小江戸と呼ばれる埼玉県川越市は、松平家17万石の城下町として栄え、最盛期には100軒以上の蔵造りの建物が建ち並んでいました。蔵造りの町並み(川越一番街商店街)一帯には見事な蔵が並び、散策に絶好。明治26年の川越大火後、防火建築として蔵造りの商家が建てられたものです。

二度の大火を経て、蔵造りの町並みが誕生!

明治26年3月17日に発生した川越大火では、当時、埼玉県随一の人口を誇った川越町(現・川越市)の全戸数3315戸のうち、1302戸を焼失。
火の回りが早かったため、埼玉県で最も繁栄した商人の街・川越は、家財道具を持ち出す間もなく灰と化したのです。
川越の城下町は、商人町を含め、寛永15年(1638年)の川越大火直後に藩主となった松平信綱(まつだいらのぶつな)が町割りを行なったもの。
城下の商業要素の集中した上五ヵ町(本町、江戸町、喜多町、高澤町、南町)を商人町、下五ヵ町(鍛冶町、多賀町、志義町、上松江町、志多町)を職人町と定めたのです(その十ヵ町のシンボルが時の鐘)。
江戸城や武家屋敷を焼き尽くした明暦の大火(1657年)後の江戸の復興計画の際、松平信綱は川越の経験を活かし、指揮しています。

明治26年の川越大火では、時の鐘も焼け落ちましたが、悲惨な大火から、蔵造りの大沢家住宅など9 軒の土蔵造りが焼け残ったため、延焼を防ぐ耐火建築として蔵造りが見直されたのです。
東京では、文明開化後、レンガ造りや石積みの建築物が増えていましたが、川越商人たちは漆喰(しっくい)などを使った伝統的な蔵造り建物を選択。
現在残っている多くの蔵は大火後に建てられたものということに。
蔵造りの建物としては、国の重要文化財にも指定されている「大沢家住宅」(小松屋民芸店)のほか、川越屈指の豪商で煙草卸商「万文」の建物を再生した「川越市蔵造り資料館」、明治時代の薬種商・服部家を再生した「服部民俗資料館」、大火直後に建てられた蔵造りの「陶舗やまわ」、明治28年築の滝島家住宅を再生した「石喜 河越酒店」は、その典型的な存在。

川越のシンボルともなっている「時の鐘」は、寛永年間(1624年~1644年)に、川越城主・酒井忠勝(さかいただかつ)が建てたのが最初で、現在の鐘楼は、川越大火の翌年、明治27年の再建。

## 必要なこと
川越の蔵造りについての本文から、「二度の大火を経て、蔵造りの町並みが誕生!」を含む語句で始まり「た伝統的な蔵造り建物を選択。」で終わる部分を、一字も変えずに書き写すこと。

## 表示データ

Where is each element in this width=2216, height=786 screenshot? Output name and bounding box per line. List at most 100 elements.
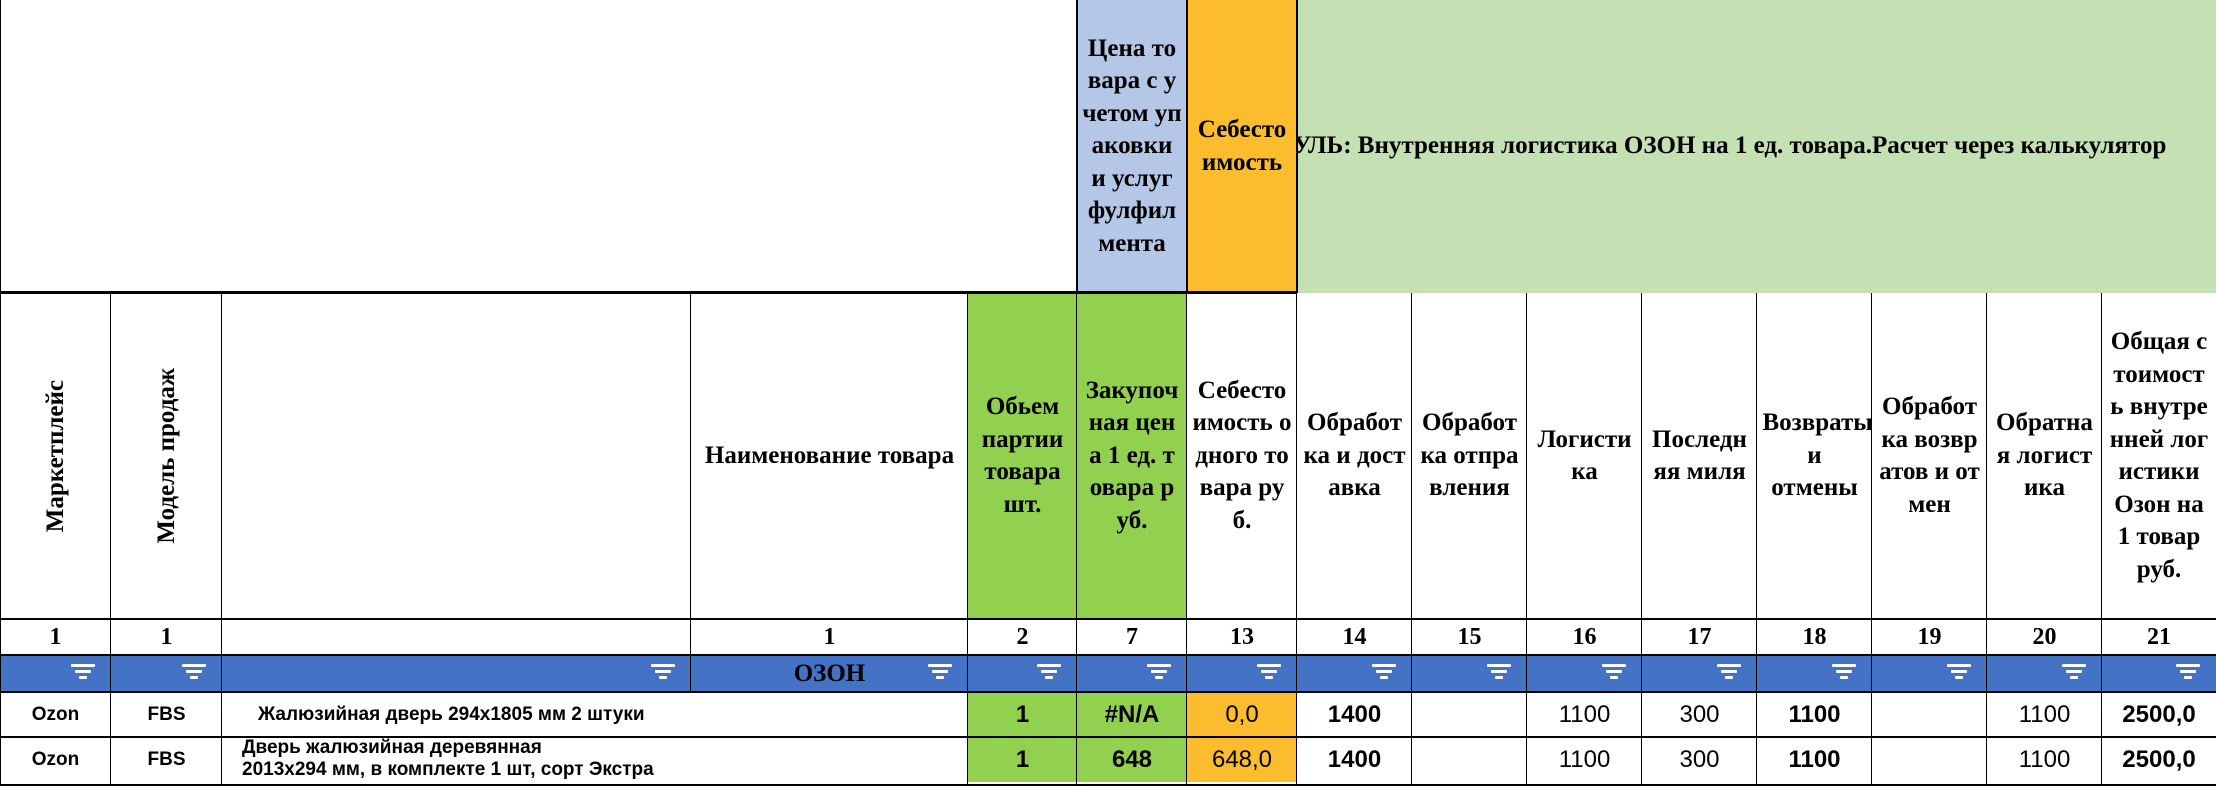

## 解答例
二度の大火を経て、蔵造りの町並みが誕生!

明治26年3月17日に発生した川越大火では、当時、埼玉県随一の人口を誇った川越町(現・川越市)の全戸数3315戸のうち、1302戸を焼失。
火の回りが早かったため、埼玉県で最も繁栄した商人の街・川越は、家財道具を持ち出す間もなく灰と化したのです。
川越の城下町は、商人町を含め、寛永15年(1638年)の川越大火直後に藩主となった松平信綱(まつだいらのぶつな)が町割りを行なったもの。
城下の商業要素の集中した上五ヵ町(本町、江戸町、喜多町、高澤町、南町)を商人町、下五ヵ町(鍛冶町、多賀町、志義町、上松江町、志多町)を職人町と定めたのです(その十ヵ町のシンボルが時の鐘)。
江戸城や武家屋敷を焼き尽くした明暦の大火(1657年)後の江戸の復興計画の際、松平信綱は川越の経験を活かし、指揮しています。

明治26年の川越大火では、時の鐘も焼け落ちましたが、悲惨な大火から、蔵造りの大沢家住宅など9 軒の土蔵造りが焼け残ったため、延焼を防ぐ耐火建築として蔵造りが見直されたのです。
東京では、文明開化後、レンガ造りや石積みの建築物が増えていましたが、川越商人たちは漆喰(しっくい)などを使った伝統的な蔵造り建物を選択。